Direction:
Write out the listing below without alteration, omitting its pictures.

Input for this task:

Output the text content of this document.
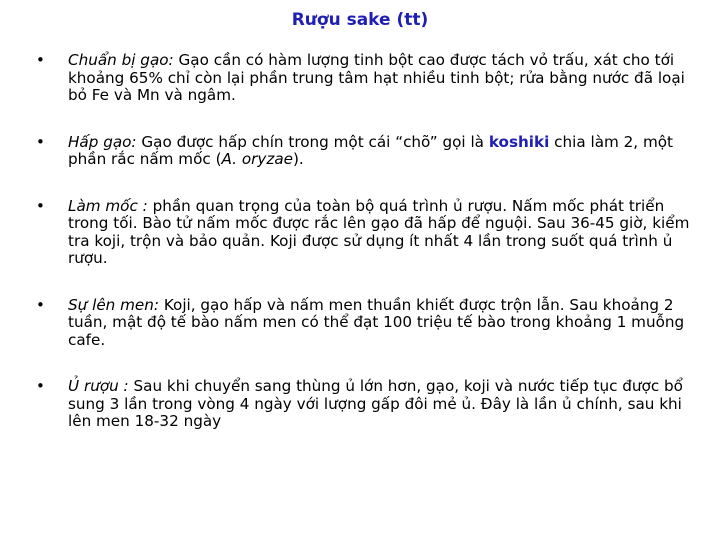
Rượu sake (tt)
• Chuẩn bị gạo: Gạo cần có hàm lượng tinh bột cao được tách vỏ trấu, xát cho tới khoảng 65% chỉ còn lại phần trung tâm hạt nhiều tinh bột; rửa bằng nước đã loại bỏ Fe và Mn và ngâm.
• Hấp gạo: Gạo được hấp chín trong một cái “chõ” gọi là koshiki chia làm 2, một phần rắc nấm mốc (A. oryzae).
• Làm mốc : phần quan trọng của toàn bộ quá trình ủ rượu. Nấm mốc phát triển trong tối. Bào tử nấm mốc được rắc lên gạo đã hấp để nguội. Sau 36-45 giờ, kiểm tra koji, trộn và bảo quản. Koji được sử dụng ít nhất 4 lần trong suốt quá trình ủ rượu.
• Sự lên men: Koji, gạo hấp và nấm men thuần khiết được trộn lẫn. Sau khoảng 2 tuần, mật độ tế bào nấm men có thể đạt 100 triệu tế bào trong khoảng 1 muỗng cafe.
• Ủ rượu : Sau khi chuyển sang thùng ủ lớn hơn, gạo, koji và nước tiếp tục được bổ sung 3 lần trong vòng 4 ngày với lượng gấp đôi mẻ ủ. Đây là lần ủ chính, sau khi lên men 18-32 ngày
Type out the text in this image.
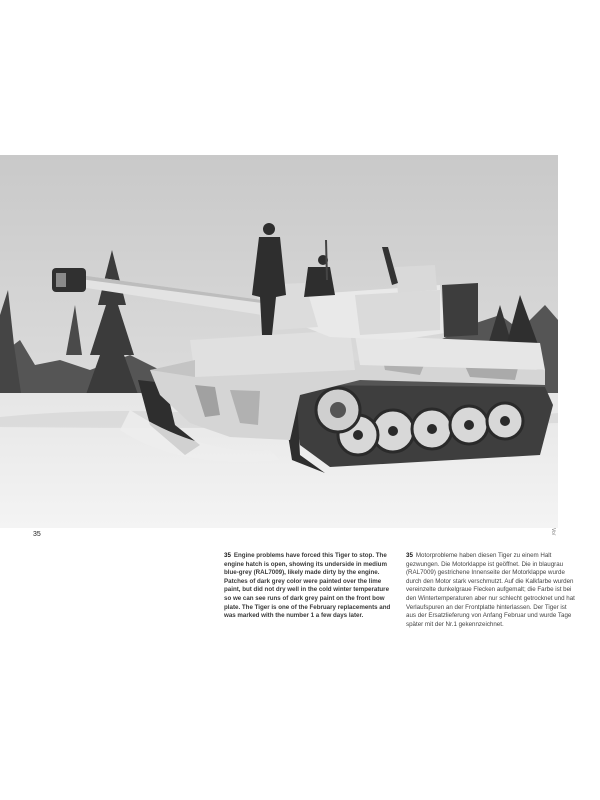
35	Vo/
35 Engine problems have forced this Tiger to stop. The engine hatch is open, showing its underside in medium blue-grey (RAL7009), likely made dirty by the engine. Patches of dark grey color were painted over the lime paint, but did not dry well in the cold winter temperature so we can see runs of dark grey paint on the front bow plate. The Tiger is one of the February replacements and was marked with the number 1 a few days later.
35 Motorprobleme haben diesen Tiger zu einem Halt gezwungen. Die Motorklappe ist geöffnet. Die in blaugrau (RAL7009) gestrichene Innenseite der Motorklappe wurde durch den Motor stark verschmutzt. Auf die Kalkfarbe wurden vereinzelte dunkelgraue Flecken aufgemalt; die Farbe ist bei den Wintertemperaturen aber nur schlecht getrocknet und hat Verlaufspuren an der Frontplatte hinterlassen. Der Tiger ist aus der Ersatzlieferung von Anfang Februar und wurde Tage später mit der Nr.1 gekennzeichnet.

Correct output:
Output the text content of this document.
Rượu sake (tt)
• Chuẩn bị gạo: Gạo cần có hàm lượng tinh bột cao được tách vỏ trấu, xát cho tới khoảng 65% chỉ còn lại phần trung tâm hạt nhiều tinh bột; rửa bằng nước đã loại bỏ Fe và Mn và ngâm.
• Hấp gạo: Gạo được hấp chín trong một cái “chõ” gọi là koshiki chia làm 2, một phần rắc nấm mốc (A. oryzae).
• Làm mốc : phần quan trọng của toàn bộ quá trình ủ rượu. Nấm mốc phát triển trong tối. Bào tử nấm mốc được rắc lên gạo đã hấp để nguội. Sau 36-45 giờ, kiểm tra koji, trộn và bảo quản. Koji được sử dụng ít nhất 4 lần trong suốt quá trình ủ rượu.
• Sự lên men: Koji, gạo hấp và nấm men thuần khiết được trộn lẫn. Sau khoảng 2 tuần, mật độ tế bào nấm men có thể đạt 100 triệu tế bào trong khoảng 1 muỗng cafe.
• Ủ rượu : Sau khi chuyển sang thùng ủ lớn hơn, gạo, koji và nước tiếp tục được bổ sung 3 lần trong vòng 4 ngày với lượng gấp đôi mẻ ủ. Đây là lần ủ chính, sau khi lên men 18-32 ngày
Type out the text in this image.
35	Vo/
35 Engine problems have forced this Tiger to stop. The engine hatch is open, showing its underside in medium blue-grey (RAL7009), likely made dirty by the engine. Patches of dark grey color were painted over the lime paint, but did not dry well in the cold winter temperature so we can see runs of dark grey paint on the front bow plate. The Tiger is one of the February replacements and was marked with the number 1 a few days later.
35 Motorprobleme haben diesen Tiger zu einem Halt gezwungen. Die Motorklappe ist geöffnet. Die in blaugrau (RAL7009) gestrichene Innenseite der Motorklappe wurde durch den Motor stark verschmutzt. Auf die Kalkfarbe wurden vereinzelte dunkelgraue Flecken aufgemalt; die Farbe ist bei den Wintertemperaturen aber nur schlecht getrocknet und hat Verlaufspuren an der Frontplatte hinterlassen. Der Tiger ist aus der Ersatzlieferung von Anfang Februar und wurde Tage später mit der Nr.1 gekennzeichnet.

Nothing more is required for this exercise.